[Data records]
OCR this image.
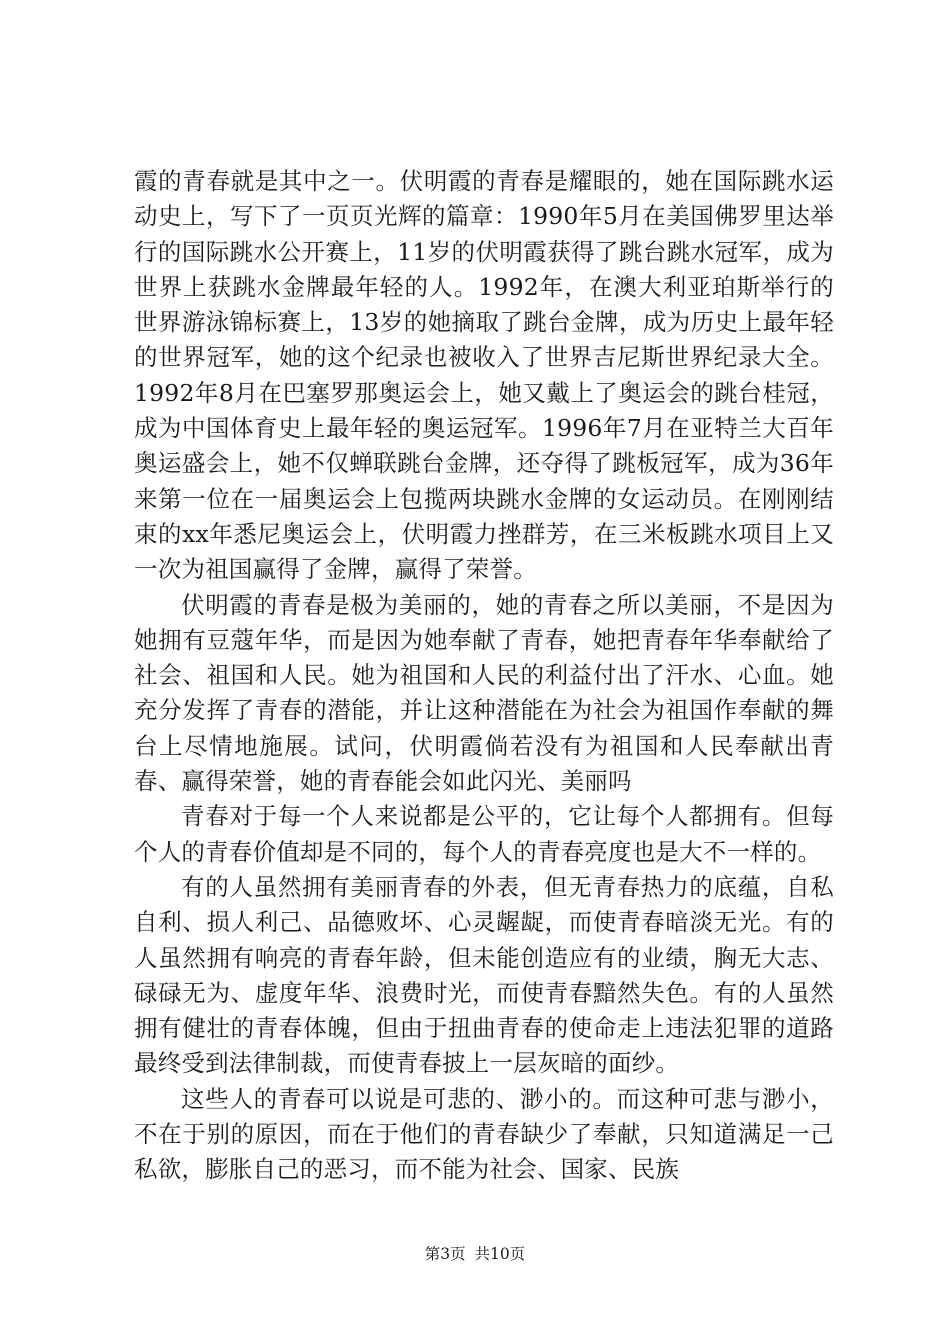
霞的青春就是其中之一。伏明霞的青春是耀眼的，她在国际跳水运动史上，写下了一页页光辉的篇章：1990年5月在美国佛罗里达举行的国际跳水公开赛上，11岁的伏明霞获得了跳台跳水冠军，成为世界上获跳水金牌最年轻的人。1992年，在澳大利亚珀斯举行的世界游泳锦标赛上，13岁的她摘取了跳台金牌，成为历史上最年轻的世界冠军，她的这个纪录也被收入了世界吉尼斯世界纪录大全。1992年8月在巴塞罗那奥运会上，她又戴上了奥运会的跳台桂冠，成为中国体育史上最年轻的奥运冠军。1996年7月在亚特兰大百年奥运盛会上，她不仅蝉联跳台金牌，还夺得了跳板冠军，成为36年来第一位在一届奥运会上包揽两块跳水金牌的女运动员。在刚刚结束的xx年悉尼奥运会上，伏明霞力挫群芳，在三米板跳水项目上又一次为祖国赢得了金牌，赢得了荣誉。

伏明霞的青春是极为美丽的，她的青春之所以美丽，不是因为她拥有豆蔻年华，而是因为她奉献了青春，她把青春年华奉献给了社会、祖国和人民。她为祖国和人民的利益付出了汗水、心血。她充分发挥了青春的潜能，并让这种潜能在为社会为祖国作奉献的舞台上尽情地施展。试问，伏明霞倘若没有为祖国和人民奉献出青春、赢得荣誉，她的青春能会如此闪光、美丽吗

青春对于每一个人来说都是公平的，它让每个人都拥有。但每个人的青春价值却是不同的，每个人的青春亮度也是大不一样的。

有的人虽然拥有美丽青春的外表，但无青春热力的底蕴，自私自利、损人利己、品德败坏、心灵龌龊，而使青春暗淡无光。有的人虽然拥有响亮的青春年龄，但未能创造应有的业绩，胸无大志、碌碌无为、虚度年华、浪费时光，而使青春黯然失色。有的人虽然拥有健壮的青春体魄，但由于扭曲青春的使命走上违法犯罪的道路最终受到法律制裁，而使青春披上一层灰暗的面纱。

这些人的青春可以说是可悲的、渺小的。而这种可悲与渺小，不在于别的原因，而在于他们的青春缺少了奉献，只知道满足一己私欲，膨胀自己的恶习，而不能为社会、国家、民族

第3页 共10页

== Directive ==
Copy out the listing exactly as it stands, but not the pictures.

== Solved exercise ==
OCR this image.
霞的青春就是其中之一。伏明霞的青春是耀眼的，她在国际跳水运动史上，写下了一页页光辉的篇章：1990年5月在美国佛罗里达举行的国际跳水公开赛上，11岁的伏明霞获得了跳台跳水冠军，成为世界上获跳水金牌最年轻的人。1992年，在澳大利亚珀斯举行的世界游泳锦标赛上，13岁的她摘取了跳台金牌，成为历史上最年轻的世界冠军，她的这个纪录也被收入了世界吉尼斯世界纪录大全。1992年8月在巴塞罗那奥运会上，她又戴上了奥运会的跳台桂冠，成为中国体育史上最年轻的奥运冠军。1996年7月在亚特兰大百年奥运盛会上，她不仅蝉联跳台金牌，还夺得了跳板冠军，成为36年来第一位在一届奥运会上包揽两块跳水金牌的女运动员。在刚刚结束的xx年悉尼奥运会上，伏明霞力挫群芳，在三米板跳水项目上又一次为祖国赢得了金牌，赢得了荣誉。

伏明霞的青春是极为美丽的，她的青春之所以美丽，不是因为她拥有豆蔻年华，而是因为她奉献了青春，她把青春年华奉献给了社会、祖国和人民。她为祖国和人民的利益付出了汗水、心血。她充分发挥了青春的潜能，并让这种潜能在为社会为祖国作奉献的舞台上尽情地施展。试问，伏明霞倘若没有为祖国和人民奉献出青春、赢得荣誉，她的青春能会如此闪光、美丽吗

青春对于每一个人来说都是公平的，它让每个人都拥有。但每个人的青春价值却是不同的，每个人的青春亮度也是大不一样的。

有的人虽然拥有美丽青春的外表，但无青春热力的底蕴，自私自利、损人利己、品德败坏、心灵龌龊，而使青春暗淡无光。有的人虽然拥有响亮的青春年龄，但未能创造应有的业绩，胸无大志、碌碌无为、虚度年华、浪费时光，而使青春黯然失色。有的人虽然拥有健壮的青春体魄，但由于扭曲青春的使命走上违法犯罪的道路最终受到法律制裁，而使青春披上一层灰暗的面纱。

这些人的青春可以说是可悲的、渺小的。而这种可悲与渺小，不在于别的原因，而在于他们的青春缺少了奉献，只知道满足一己私欲，膨胀自己的恶习，而不能为社会、国家、民族

第3页 共10页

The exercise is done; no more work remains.